For this exercise, copy out each line of the material below that includes "компании".

Extracted data entries

▼

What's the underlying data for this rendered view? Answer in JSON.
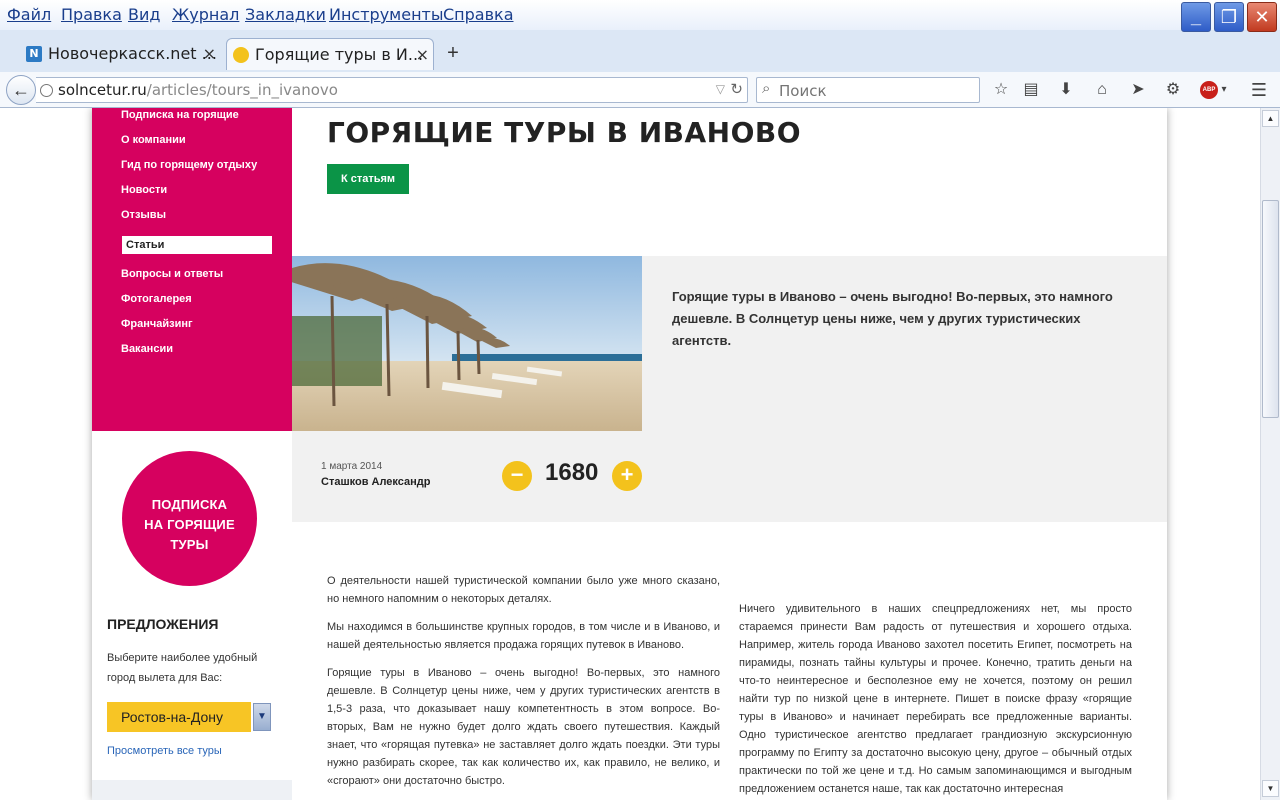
{
  "browser": {
    "menu": [
      "Файл",
      "Правка",
      "Вид",
      "Журнал",
      "Закладки",
      "Инструменты",
      "Справка"
    ],
    "tabs": [
      {
        "title": "Новочеркасск.net ..."
      },
      {
        "title": "Горящие туры в И..."
      }
    ],
    "url": {
      "domain": "solncetur.ru",
      "path": "/articles/tours_in_ivanovo"
    },
    "search_placeholder": "Поиск",
    "abp_label": "ABP"
  },
  "sidebar": {
    "nav": [
      {
        "label": "Подписка на горящие"
      },
      {
        "label": "О компании"
      },
      {
        "label": "Гид по горящему отдыху"
      },
      {
        "label": "Новости"
      },
      {
        "label": "Отзывы"
      },
      {
        "label": "Статьи",
        "active": true
      },
      {
        "label": "Вопросы и ответы"
      },
      {
        "label": "Фотогалерея"
      },
      {
        "label": "Франчайзинг"
      },
      {
        "label": "Вакансии"
      }
    ],
    "promo": {
      "line1": "ПОДПИСКА",
      "line2": "НА ГОРЯЩИЕ",
      "line3": "ТУРЫ"
    },
    "offers_title": "ПРЕДЛОЖЕНИЯ",
    "offers_desc": "Выберите наиболее удобный город вылета для Вас:",
    "city_selected": "Ростов-на-Дону",
    "all_tours_link": "Просмотреть все туры"
  },
  "article": {
    "title": "ГОРЯЩИЕ ТУРЫ В ИВАНОВО",
    "back_button": "К статьям",
    "lead": "Горящие туры в Иваново – очень выгодно! Во-первых, это намного дешевле. В Солнцетур цены ниже, чем у других туристических агентств.",
    "date": "1 марта 2014",
    "author": "Сташков Александр",
    "votes": "1680",
    "minus": "−",
    "plus": "+",
    "col_left": [
      "О деятельности нашей туристической компании было уже много сказано, но немного напомним о некоторых деталях.",
      "Мы находимся в большинстве крупных городов, в том числе и в Иваново, и нашей деятельностью является продажа горящих путевок в Иваново.",
      "Горящие туры в Иваново – очень выгодно! Во-первых, это намного дешевле. В Солнцетур цены ниже, чем у других туристических агентств в 1,5-3 раза, что доказывает нашу компетентность в этом вопросе. Во-вторых, Вам не нужно будет долго ждать своего путешествия. Каждый знает, что «горящая путевка» не заставляет долго ждать поездки. Эти туры нужно разбирать скорее, так как количество их, как правило, не велико, и «сгорают» они достаточно быстро."
    ],
    "col_right": "Ничего удивительного в наших спецпредложениях нет, мы просто стараемся принести Вам радость от путешествия и хорошего отдыха. Например, житель города Иваново захотел посетить Египет, посмотреть на пирамиды, познать тайны культуры и прочее. Конечно, тратить деньги на что-то неинтересное и бесполезное ему не хочется, поэтому он решил найти тур по низкой цене в интернете. Пишет в поиске фразу «горящие туры в Иваново» и начинает перебирать все предложенные варианты. Одно туристическое агентство предлагает грандиозную экскурсионную программу по Египту за достаточно высокую цену, другое – обычный отдых практически по той же цене и т.д. Но самым запоминающимся и выгодным предложением останется наше, так как достаточно интересная"
  },
  "colors": {
    "brand_magenta": "#d6015f",
    "button_green": "#0b9447",
    "accent_yellow": "#f3c21c"
  }
}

▲

THE SOLUTION:
        "label": "О компании"
      "О деятельности нашей туристической компании было уже много сказано, но немного напомним о некоторых деталях.",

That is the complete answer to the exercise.